**Task details**
Copy each line of the listing below exactly.

* Start Records *

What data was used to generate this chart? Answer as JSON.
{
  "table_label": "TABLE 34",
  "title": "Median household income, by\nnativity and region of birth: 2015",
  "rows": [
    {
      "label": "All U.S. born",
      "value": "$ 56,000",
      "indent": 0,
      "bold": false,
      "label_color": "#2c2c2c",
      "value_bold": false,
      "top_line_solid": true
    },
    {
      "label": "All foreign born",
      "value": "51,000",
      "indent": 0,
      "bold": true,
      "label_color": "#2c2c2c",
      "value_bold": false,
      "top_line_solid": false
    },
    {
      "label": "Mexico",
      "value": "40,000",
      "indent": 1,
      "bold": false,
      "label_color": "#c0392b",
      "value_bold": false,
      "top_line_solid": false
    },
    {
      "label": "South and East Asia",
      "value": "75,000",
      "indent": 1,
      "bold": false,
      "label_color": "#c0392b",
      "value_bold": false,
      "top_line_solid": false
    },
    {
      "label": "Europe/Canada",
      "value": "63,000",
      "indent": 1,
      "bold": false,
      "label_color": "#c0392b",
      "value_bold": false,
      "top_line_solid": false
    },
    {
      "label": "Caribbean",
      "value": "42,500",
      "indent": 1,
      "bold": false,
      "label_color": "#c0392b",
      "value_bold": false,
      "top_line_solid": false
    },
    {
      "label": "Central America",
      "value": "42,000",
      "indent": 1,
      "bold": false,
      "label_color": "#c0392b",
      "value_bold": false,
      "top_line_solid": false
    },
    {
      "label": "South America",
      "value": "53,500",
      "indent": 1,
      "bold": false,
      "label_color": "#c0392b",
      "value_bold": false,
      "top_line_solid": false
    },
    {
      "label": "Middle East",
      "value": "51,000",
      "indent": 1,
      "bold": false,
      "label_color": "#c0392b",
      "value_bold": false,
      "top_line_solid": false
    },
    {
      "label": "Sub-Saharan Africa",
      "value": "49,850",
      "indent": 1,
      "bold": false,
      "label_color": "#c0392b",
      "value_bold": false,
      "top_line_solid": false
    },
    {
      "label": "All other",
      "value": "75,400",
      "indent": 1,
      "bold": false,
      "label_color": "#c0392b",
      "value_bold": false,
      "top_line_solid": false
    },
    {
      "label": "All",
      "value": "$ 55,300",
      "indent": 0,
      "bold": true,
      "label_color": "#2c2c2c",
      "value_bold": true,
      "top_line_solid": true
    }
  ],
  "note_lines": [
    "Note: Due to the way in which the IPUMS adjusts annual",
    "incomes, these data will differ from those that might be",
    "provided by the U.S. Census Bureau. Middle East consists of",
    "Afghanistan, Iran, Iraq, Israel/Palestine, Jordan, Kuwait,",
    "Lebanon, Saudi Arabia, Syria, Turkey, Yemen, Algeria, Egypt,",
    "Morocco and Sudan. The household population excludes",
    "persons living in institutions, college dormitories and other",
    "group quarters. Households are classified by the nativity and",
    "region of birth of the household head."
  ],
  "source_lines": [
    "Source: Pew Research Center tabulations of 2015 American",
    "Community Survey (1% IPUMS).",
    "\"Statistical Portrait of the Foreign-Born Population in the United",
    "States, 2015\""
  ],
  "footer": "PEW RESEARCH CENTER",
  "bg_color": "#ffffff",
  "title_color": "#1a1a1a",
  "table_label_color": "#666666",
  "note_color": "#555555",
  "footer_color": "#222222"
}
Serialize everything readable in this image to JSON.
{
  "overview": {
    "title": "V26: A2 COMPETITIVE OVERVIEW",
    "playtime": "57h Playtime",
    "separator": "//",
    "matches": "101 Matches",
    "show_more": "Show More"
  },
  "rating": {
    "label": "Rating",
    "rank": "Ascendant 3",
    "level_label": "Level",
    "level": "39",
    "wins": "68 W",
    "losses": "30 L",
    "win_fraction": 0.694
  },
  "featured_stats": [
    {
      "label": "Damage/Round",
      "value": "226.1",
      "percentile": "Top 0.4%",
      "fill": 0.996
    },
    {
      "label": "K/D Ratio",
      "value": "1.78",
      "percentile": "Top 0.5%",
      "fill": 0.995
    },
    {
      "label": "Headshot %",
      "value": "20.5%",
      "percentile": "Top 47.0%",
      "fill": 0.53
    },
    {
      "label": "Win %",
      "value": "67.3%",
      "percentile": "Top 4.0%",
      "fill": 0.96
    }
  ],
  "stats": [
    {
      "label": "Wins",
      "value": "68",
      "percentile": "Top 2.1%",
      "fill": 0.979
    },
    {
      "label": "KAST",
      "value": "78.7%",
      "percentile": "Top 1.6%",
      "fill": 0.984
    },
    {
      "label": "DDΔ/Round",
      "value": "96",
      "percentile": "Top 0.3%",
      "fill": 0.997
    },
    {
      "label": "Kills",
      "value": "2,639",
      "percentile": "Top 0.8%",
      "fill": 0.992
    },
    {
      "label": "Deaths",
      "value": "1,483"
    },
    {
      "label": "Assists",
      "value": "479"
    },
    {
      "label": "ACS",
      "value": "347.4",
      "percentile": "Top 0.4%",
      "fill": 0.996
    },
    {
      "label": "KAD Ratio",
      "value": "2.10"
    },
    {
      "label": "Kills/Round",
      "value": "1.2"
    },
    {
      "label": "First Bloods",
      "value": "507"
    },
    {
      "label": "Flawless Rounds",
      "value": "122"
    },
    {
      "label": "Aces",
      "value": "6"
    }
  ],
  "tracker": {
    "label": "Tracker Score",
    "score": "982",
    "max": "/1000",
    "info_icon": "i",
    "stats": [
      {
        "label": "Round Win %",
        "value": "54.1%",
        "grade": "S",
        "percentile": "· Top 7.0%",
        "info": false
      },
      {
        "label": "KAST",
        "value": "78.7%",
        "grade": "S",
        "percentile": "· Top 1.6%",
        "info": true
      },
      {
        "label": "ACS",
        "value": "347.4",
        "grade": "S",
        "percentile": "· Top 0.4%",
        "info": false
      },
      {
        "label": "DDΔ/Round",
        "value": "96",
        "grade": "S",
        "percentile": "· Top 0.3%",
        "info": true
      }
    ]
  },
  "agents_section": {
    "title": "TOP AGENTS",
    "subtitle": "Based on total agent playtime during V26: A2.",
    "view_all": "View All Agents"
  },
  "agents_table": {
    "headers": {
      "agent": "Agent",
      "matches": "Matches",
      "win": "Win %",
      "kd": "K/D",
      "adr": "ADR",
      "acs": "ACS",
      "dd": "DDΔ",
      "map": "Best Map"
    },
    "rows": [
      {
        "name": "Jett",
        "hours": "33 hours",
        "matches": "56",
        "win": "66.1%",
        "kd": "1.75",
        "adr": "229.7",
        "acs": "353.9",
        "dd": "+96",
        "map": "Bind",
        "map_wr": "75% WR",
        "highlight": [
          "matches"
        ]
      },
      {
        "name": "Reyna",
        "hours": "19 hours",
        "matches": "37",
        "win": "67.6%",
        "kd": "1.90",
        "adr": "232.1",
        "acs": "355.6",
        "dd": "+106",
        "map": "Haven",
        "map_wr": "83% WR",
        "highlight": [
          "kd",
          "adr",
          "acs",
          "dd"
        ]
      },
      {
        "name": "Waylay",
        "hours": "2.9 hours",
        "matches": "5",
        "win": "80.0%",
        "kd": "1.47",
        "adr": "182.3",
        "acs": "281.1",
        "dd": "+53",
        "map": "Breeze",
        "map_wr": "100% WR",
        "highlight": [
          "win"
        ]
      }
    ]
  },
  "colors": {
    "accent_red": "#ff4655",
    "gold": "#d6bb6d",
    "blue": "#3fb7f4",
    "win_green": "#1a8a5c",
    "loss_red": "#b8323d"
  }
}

* End Records *

**Answer to the task**
What data was used to generate this chart? Answer as JSON.
{
  "table_label": "TABLE 34",
  "title": "Median household income, by\nnativity and region of birth: 2015",
  "rows": [
    {
      "label": "All U.S. born",
      "value": "$ 56,000",
      "indent": 0,
      "bold": false,
      "label_color": "#2c2c2c",
      "value_bold": false,
      "top_line_solid": true
    },
    {
      "label": "All foreign born",
      "value": "51,000",
      "indent": 0,
      "bold": true,
      "label_color": "#2c2c2c",
      "value_bold": false,
      "top_line_solid": false
    },
    {
      "label": "Mexico",
      "value": "40,000",
      "indent": 1,
      "bold": false,
      "label_color": "#c0392b",
      "value_bold": false,
      "top_line_solid": false
    },
    {
      "label": "South and East Asia",
      "value": "75,000",
      "indent": 1,
      "bold": false,
      "label_color": "#c0392b",
      "value_bold": false,
      "top_line_solid": false
    },
    {
      "label": "Europe/Canada",
      "value": "63,000",
      "indent": 1,
      "bold": false,
      "label_color": "#c0392b",
      "value_bold": false,
      "top_line_solid": false
    },
    {
      "label": "Caribbean",
      "value": "42,500",
      "indent": 1,
      "bold": false,
      "label_color": "#c0392b",
      "value_bold": false,
      "top_line_solid": false
    },
    {
      "label": "Central America",
      "value": "42,000",
      "indent": 1,
      "bold": false,
      "label_color": "#c0392b",
      "value_bold": false,
      "top_line_solid": false
    },
    {
      "label": "South America",
      "value": "53,500",
      "indent": 1,
      "bold": false,
      "label_color": "#c0392b",
      "value_bold": false,
      "top_line_solid": false
    },
    {
      "label": "Middle East",
      "value": "51,000",
      "indent": 1,
      "bold": false,
      "label_color": "#c0392b",
      "value_bold": false,
      "top_line_solid": false
    },
    {
      "label": "Sub-Saharan Africa",
      "value": "49,850",
      "indent": 1,
      "bold": false,
      "label_color": "#c0392b",
      "value_bold": false,
      "top_line_solid": false
    },
    {
      "label": "All other",
      "value": "75,400",
      "indent": 1,
      "bold": false,
      "label_color": "#c0392b",
      "value_bold": false,
      "top_line_solid": false
    },
    {
      "label": "All",
      "value": "$ 55,300",
      "indent": 0,
      "bold": true,
      "label_color": "#2c2c2c",
      "value_bold": true,
      "top_line_solid": true
    }
  ],
  "note_lines": [
    "Note: Due to the way in which the IPUMS adjusts annual",
    "incomes, these data will differ from those that might be",
    "provided by the U.S. Census Bureau. Middle East consists of",
    "Afghanistan, Iran, Iraq, Israel/Palestine, Jordan, Kuwait,",
    "Lebanon, Saudi Arabia, Syria, Turkey, Yemen, Algeria, Egypt,",
    "Morocco and Sudan. The household population excludes",
    "persons living in institutions, college dormitories and other",
    "group quarters. Households are classified by the nativity and",
    "region of birth of the household head."
  ],
  "source_lines": [
    "Source: Pew Research Center tabulations of 2015 American",
    "Community Survey (1% IPUMS).",
    "\"Statistical Portrait of the Foreign-Born Population in the United",
    "States, 2015\""
  ],
  "footer": "PEW RESEARCH CENTER",
  "bg_color": "#ffffff",
  "title_color": "#1a1a1a",
  "table_label_color": "#666666",
  "note_color": "#555555",
  "footer_color": "#222222"
}
Serialize everything readable in this image to JSON.
{
  "overview": {
    "title": "V26: A2 COMPETITIVE OVERVIEW",
    "playtime": "57h Playtime",
    "separator": "//",
    "matches": "101 Matches",
    "show_more": "Show More"
  },
  "rating": {
    "label": "Rating",
    "rank": "Ascendant 3",
    "level_label": "Level",
    "level": "39",
    "wins": "68 W",
    "losses": "30 L",
    "win_fraction": 0.694
  },
  "featured_stats": [
    {
      "label": "Damage/Round",
      "value": "226.1",
      "percentile": "Top 0.4%",
      "fill": 0.996
    },
    {
      "label": "K/D Ratio",
      "value": "1.78",
      "percentile": "Top 0.5%",
      "fill": 0.995
    },
    {
      "label": "Headshot %",
      "value": "20.5%",
      "percentile": "Top 47.0%",
      "fill": 0.53
    },
    {
      "label": "Win %",
      "value": "67.3%",
      "percentile": "Top 4.0%",
      "fill": 0.96
    }
  ],
  "stats": [
    {
      "label": "Wins",
      "value": "68",
      "percentile": "Top 2.1%",
      "fill": 0.979
    },
    {
      "label": "KAST",
      "value": "78.7%",
      "percentile": "Top 1.6%",
      "fill": 0.984
    },
    {
      "label": "DDΔ/Round",
      "value": "96",
      "percentile": "Top 0.3%",
      "fill": 0.997
    },
    {
      "label": "Kills",
      "value": "2,639",
      "percentile": "Top 0.8%",
      "fill": 0.992
    },
    {
      "label": "Deaths",
      "value": "1,483"
    },
    {
      "label": "Assists",
      "value": "479"
    },
    {
      "label": "ACS",
      "value": "347.4",
      "percentile": "Top 0.4%",
      "fill": 0.996
    },
    {
      "label": "KAD Ratio",
      "value": "2.10"
    },
    {
      "label": "Kills/Round",
      "value": "1.2"
    },
    {
      "label": "First Bloods",
      "value": "507"
    },
    {
      "label": "Flawless Rounds",
      "value": "122"
    },
    {
      "label": "Aces",
      "value": "6"
    }
  ],
  "tracker": {
    "label": "Tracker Score",
    "score": "982",
    "max": "/1000",
    "info_icon": "i",
    "stats": [
      {
        "label": "Round Win %",
        "value": "54.1%",
        "grade": "S",
        "percentile": "· Top 7.0%",
        "info": false
      },
      {
        "label": "KAST",
        "value": "78.7%",
        "grade": "S",
        "percentile": "· Top 1.6%",
        "info": true
      },
      {
        "label": "ACS",
        "value": "347.4",
        "grade": "S",
        "percentile": "· Top 0.4%",
        "info": false
      },
      {
        "label": "DDΔ/Round",
        "value": "96",
        "grade": "S",
        "percentile": "· Top 0.3%",
        "info": true
      }
    ]
  },
  "agents_section": {
    "title": "TOP AGENTS",
    "subtitle": "Based on total agent playtime during V26: A2.",
    "view_all": "View All Agents"
  },
  "agents_table": {
    "headers": {
      "agent": "Agent",
      "matches": "Matches",
      "win": "Win %",
      "kd": "K/D",
      "adr": "ADR",
      "acs": "ACS",
      "dd": "DDΔ",
      "map": "Best Map"
    },
    "rows": [
      {
        "name": "Jett",
        "hours": "33 hours",
        "matches": "56",
        "win": "66.1%",
        "kd": "1.75",
        "adr": "229.7",
        "acs": "353.9",
        "dd": "+96",
        "map": "Bind",
        "map_wr": "75% WR",
        "highlight": [
          "matches"
        ]
      },
      {
        "name": "Reyna",
        "hours": "19 hours",
        "matches": "37",
        "win": "67.6%",
        "kd": "1.90",
        "adr": "232.1",
        "acs": "355.6",
        "dd": "+106",
        "map": "Haven",
        "map_wr": "83% WR",
        "highlight": [
          "kd",
          "adr",
          "acs",
          "dd"
        ]
      },
      {
        "name": "Waylay",
        "hours": "2.9 hours",
        "matches": "5",
        "win": "80.0%",
        "kd": "1.47",
        "adr": "182.3",
        "acs": "281.1",
        "dd": "+53",
        "map": "Breeze",
        "map_wr": "100% WR",
        "highlight": [
          "win"
        ]
      }
    ]
  },
  "colors": {
    "accent_red": "#ff4655",
    "gold": "#d6bb6d",
    "blue": "#3fb7f4",
    "win_green": "#1a8a5c",
    "loss_red": "#b8323d"
  }
}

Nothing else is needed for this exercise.